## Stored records
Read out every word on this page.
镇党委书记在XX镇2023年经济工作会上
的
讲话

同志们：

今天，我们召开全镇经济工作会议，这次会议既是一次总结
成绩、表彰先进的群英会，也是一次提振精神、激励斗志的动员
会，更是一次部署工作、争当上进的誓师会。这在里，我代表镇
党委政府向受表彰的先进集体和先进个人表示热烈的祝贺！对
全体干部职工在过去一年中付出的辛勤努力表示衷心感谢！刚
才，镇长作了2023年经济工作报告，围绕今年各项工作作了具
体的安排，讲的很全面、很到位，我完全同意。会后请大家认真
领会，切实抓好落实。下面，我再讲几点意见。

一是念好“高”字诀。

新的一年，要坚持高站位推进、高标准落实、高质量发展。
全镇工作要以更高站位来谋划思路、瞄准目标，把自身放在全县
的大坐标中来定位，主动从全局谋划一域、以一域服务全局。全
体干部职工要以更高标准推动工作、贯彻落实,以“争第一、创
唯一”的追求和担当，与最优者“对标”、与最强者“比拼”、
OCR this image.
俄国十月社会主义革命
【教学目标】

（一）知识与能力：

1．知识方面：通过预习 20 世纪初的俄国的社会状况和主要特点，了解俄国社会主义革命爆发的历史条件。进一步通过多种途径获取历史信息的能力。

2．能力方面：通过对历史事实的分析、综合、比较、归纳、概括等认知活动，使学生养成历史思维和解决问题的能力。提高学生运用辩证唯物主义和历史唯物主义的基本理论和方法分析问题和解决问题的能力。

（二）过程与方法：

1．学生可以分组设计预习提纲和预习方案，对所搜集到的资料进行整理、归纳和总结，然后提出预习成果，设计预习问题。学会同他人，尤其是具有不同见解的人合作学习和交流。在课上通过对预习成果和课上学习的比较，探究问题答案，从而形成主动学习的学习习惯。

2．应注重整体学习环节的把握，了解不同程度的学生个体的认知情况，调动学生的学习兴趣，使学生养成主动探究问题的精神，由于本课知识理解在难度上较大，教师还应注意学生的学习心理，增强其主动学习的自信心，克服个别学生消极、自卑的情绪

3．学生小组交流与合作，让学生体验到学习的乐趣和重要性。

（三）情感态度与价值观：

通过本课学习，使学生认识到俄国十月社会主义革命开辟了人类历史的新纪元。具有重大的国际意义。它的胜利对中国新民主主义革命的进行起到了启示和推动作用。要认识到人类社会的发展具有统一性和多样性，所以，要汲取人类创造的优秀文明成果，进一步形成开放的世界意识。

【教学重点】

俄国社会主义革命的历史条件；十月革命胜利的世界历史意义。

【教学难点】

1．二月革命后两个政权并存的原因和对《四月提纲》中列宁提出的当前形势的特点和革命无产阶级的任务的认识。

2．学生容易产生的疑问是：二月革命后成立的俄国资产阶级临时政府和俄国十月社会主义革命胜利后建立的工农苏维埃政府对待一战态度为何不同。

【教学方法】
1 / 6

## Goal of the exercise
Copy every line of the material, please, keeping it exactly the same.

## Response to this task
Read out every word on this page.
镇党委书记在XX镇2023年经济工作会上
的
讲话

同志们：

今天，我们召开全镇经济工作会议，这次会议既是一次总结
成绩、表彰先进的群英会，也是一次提振精神、激励斗志的动员
会，更是一次部署工作、争当上进的誓师会。这在里，我代表镇
党委政府向受表彰的先进集体和先进个人表示热烈的祝贺！对
全体干部职工在过去一年中付出的辛勤努力表示衷心感谢！刚
才，镇长作了2023年经济工作报告，围绕今年各项工作作了具
体的安排，讲的很全面、很到位，我完全同意。会后请大家认真
领会，切实抓好落实。下面，我再讲几点意见。

一是念好“高”字诀。

新的一年，要坚持高站位推进、高标准落实、高质量发展。
全镇工作要以更高站位来谋划思路、瞄准目标，把自身放在全县
的大坐标中来定位，主动从全局谋划一域、以一域服务全局。全
体干部职工要以更高标准推动工作、贯彻落实,以“争第一、创
唯一”的追求和担当，与最优者“对标”、与最强者“比拼”、
OCR this image.
俄国十月社会主义革命
【教学目标】

（一）知识与能力：

1．知识方面：通过预习 20 世纪初的俄国的社会状况和主要特点，了解俄国社会主义革命爆发的历史条件。进一步通过多种途径获取历史信息的能力。

2．能力方面：通过对历史事实的分析、综合、比较、归纳、概括等认知活动，使学生养成历史思维和解决问题的能力。提高学生运用辩证唯物主义和历史唯物主义的基本理论和方法分析问题和解决问题的能力。

（二）过程与方法：

1．学生可以分组设计预习提纲和预习方案，对所搜集到的资料进行整理、归纳和总结，然后提出预习成果，设计预习问题。学会同他人，尤其是具有不同见解的人合作学习和交流。在课上通过对预习成果和课上学习的比较，探究问题答案，从而形成主动学习的学习习惯。

2．应注重整体学习环节的把握，了解不同程度的学生个体的认知情况，调动学生的学习兴趣，使学生养成主动探究问题的精神，由于本课知识理解在难度上较大，教师还应注意学生的学习心理，增强其主动学习的自信心，克服个别学生消极、自卑的情绪

3．学生小组交流与合作，让学生体验到学习的乐趣和重要性。

（三）情感态度与价值观：

通过本课学习，使学生认识到俄国十月社会主义革命开辟了人类历史的新纪元。具有重大的国际意义。它的胜利对中国新民主主义革命的进行起到了启示和推动作用。要认识到人类社会的发展具有统一性和多样性，所以，要汲取人类创造的优秀文明成果，进一步形成开放的世界意识。

【教学重点】

俄国社会主义革命的历史条件；十月革命胜利的世界历史意义。

【教学难点】

1．二月革命后两个政权并存的原因和对《四月提纲》中列宁提出的当前形势的特点和革命无产阶级的任务的认识。

2．学生容易产生的疑问是：二月革命后成立的俄国资产阶级临时政府和俄国十月社会主义革命胜利后建立的工农苏维埃政府对待一战态度为何不同。

【教学方法】
1 / 6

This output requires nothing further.